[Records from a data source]
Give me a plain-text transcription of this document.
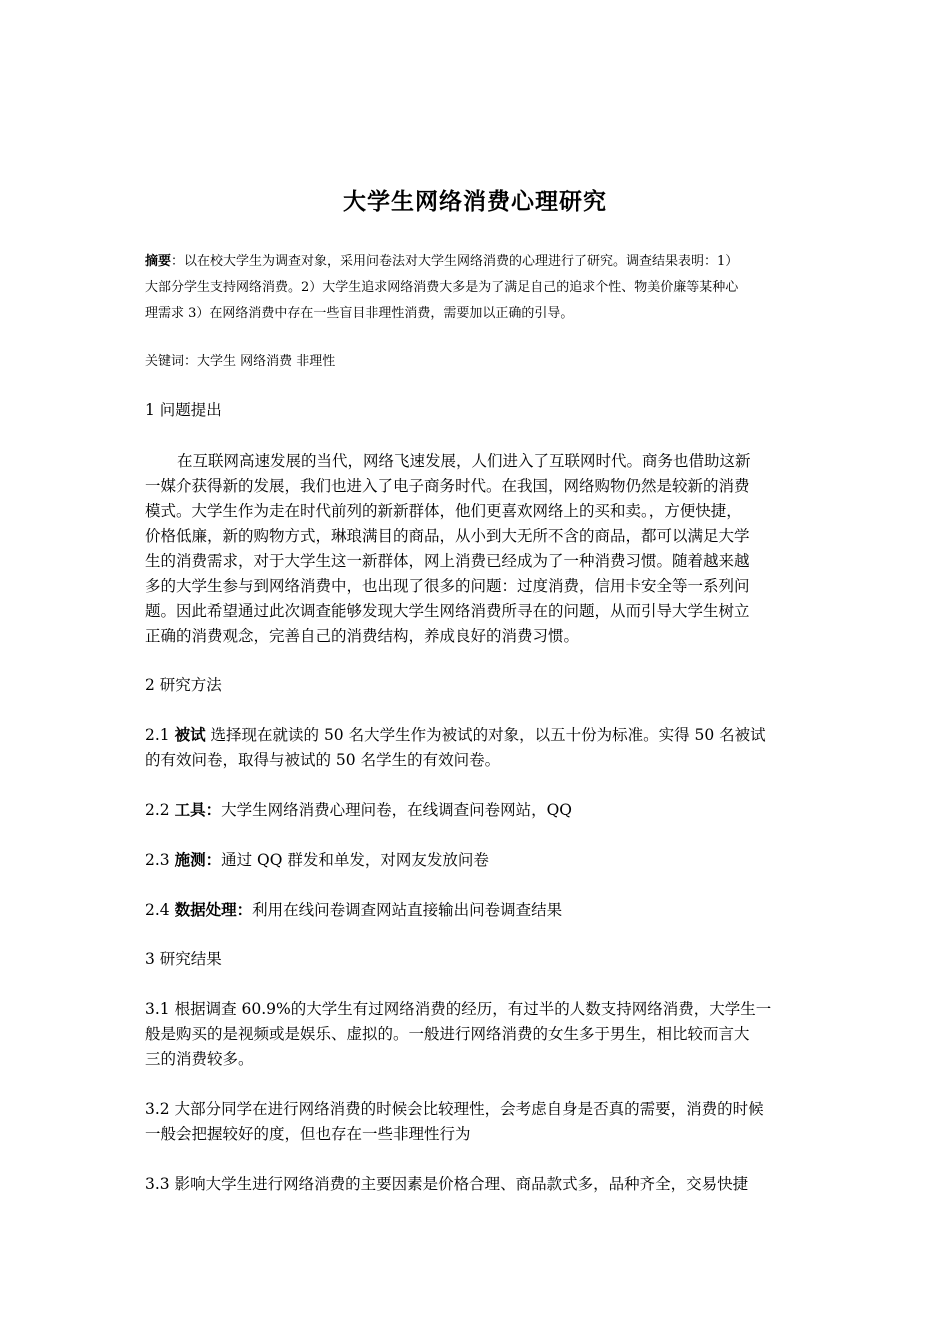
大学生网络消费心理研究
摘要：以在校大学生为调查对象，采用问卷法对大学生网络消费的心理进行了研究。调查结果表明：1）
大部分学生支持网络消费。2）大学生追求网络消费大多是为了满足自己的追求个性、物美价廉等某种心
理需求 3）在网络消费中存在一些盲目非理性消费，需要加以正确的引导。
关键词：大学生 网络消费 非理性
1 问题提出
在互联网高速发展的当代，网络飞速发展，人们进入了互联网时代。商务也借助这新
一媒介获得新的发展，我们也进入了电子商务时代。在我国，网络购物仍然是较新的消费
模式。大学生作为走在时代前列的新新群体，他们更喜欢网络上的买和卖。，方便快捷，
价格低廉，新的购物方式，琳琅满目的商品，从小到大无所不含的商品，都可以满足大学
生的消费需求，对于大学生这一新群体，网上消费已经成为了一种消费习惯。随着越来越
多的大学生参与到网络消费中，也出现了很多的问题：过度消费，信用卡安全等一系列问
题。因此希望通过此次调查能够发现大学生网络消费所寻在的问题，从而引导大学生树立
正确的消费观念，完善自己的消费结构，养成良好的消费习惯。
2 研究方法
2.1 被试 选择现在就读的 50 名大学生作为被试的对象，以五十份为标准。实得 50 名被试
的有效问卷，取得与被试的 50 名学生的有效问卷。
2.2 工具：大学生网络消费心理问卷，在线调查问卷网站，QQ
2.3 施测：通过 QQ 群发和单发，对网友发放问卷
2.4 数据处理：利用在线问卷调查网站直接输出问卷调查结果
3 研究结果
3.1 根据调查 60.9%的大学生有过网络消费的经历，有过半的人数支持网络消费，大学生一
般是购买的是视频或是娱乐、虚拟的。一般进行网络消费的女生多于男生，相比较而言大
三的消费较多。
3.2 大部分同学在进行网络消费的时候会比较理性，会考虑自身是否真的需要，消费的时候
一般会把握较好的度，但也存在一些非理性行为
3.3 影响大学生进行网络消费的主要因素是价格合理、商品款式多，品种齐全，交易快捷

#### [Task]
Quote every line of the records above exactly; no picture is to be copied.

#### [Reply to the exercise]
Give me a plain-text transcription of this document.
大学生网络消费心理研究
摘要：以在校大学生为调查对象，采用问卷法对大学生网络消费的心理进行了研究。调查结果表明：1）
大部分学生支持网络消费。2）大学生追求网络消费大多是为了满足自己的追求个性、物美价廉等某种心
理需求 3）在网络消费中存在一些盲目非理性消费，需要加以正确的引导。
关键词：大学生 网络消费 非理性
1 问题提出
在互联网高速发展的当代，网络飞速发展，人们进入了互联网时代。商务也借助这新
一媒介获得新的发展，我们也进入了电子商务时代。在我国，网络购物仍然是较新的消费
模式。大学生作为走在时代前列的新新群体，他们更喜欢网络上的买和卖。，方便快捷，
价格低廉，新的购物方式，琳琅满目的商品，从小到大无所不含的商品，都可以满足大学
生的消费需求，对于大学生这一新群体，网上消费已经成为了一种消费习惯。随着越来越
多的大学生参与到网络消费中，也出现了很多的问题：过度消费，信用卡安全等一系列问
题。因此希望通过此次调查能够发现大学生网络消费所寻在的问题，从而引导大学生树立
正确的消费观念，完善自己的消费结构，养成良好的消费习惯。
2 研究方法
2.1 被试 选择现在就读的 50 名大学生作为被试的对象，以五十份为标准。实得 50 名被试
的有效问卷，取得与被试的 50 名学生的有效问卷。
2.2 工具：大学生网络消费心理问卷，在线调查问卷网站，QQ
2.3 施测：通过 QQ 群发和单发，对网友发放问卷
2.4 数据处理：利用在线问卷调查网站直接输出问卷调查结果
3 研究结果
3.1 根据调查 60.9%的大学生有过网络消费的经历，有过半的人数支持网络消费，大学生一
般是购买的是视频或是娱乐、虚拟的。一般进行网络消费的女生多于男生，相比较而言大
三的消费较多。
3.2 大部分同学在进行网络消费的时候会比较理性，会考虑自身是否真的需要，消费的时候
一般会把握较好的度，但也存在一些非理性行为
3.3 影响大学生进行网络消费的主要因素是价格合理、商品款式多，品种齐全，交易快捷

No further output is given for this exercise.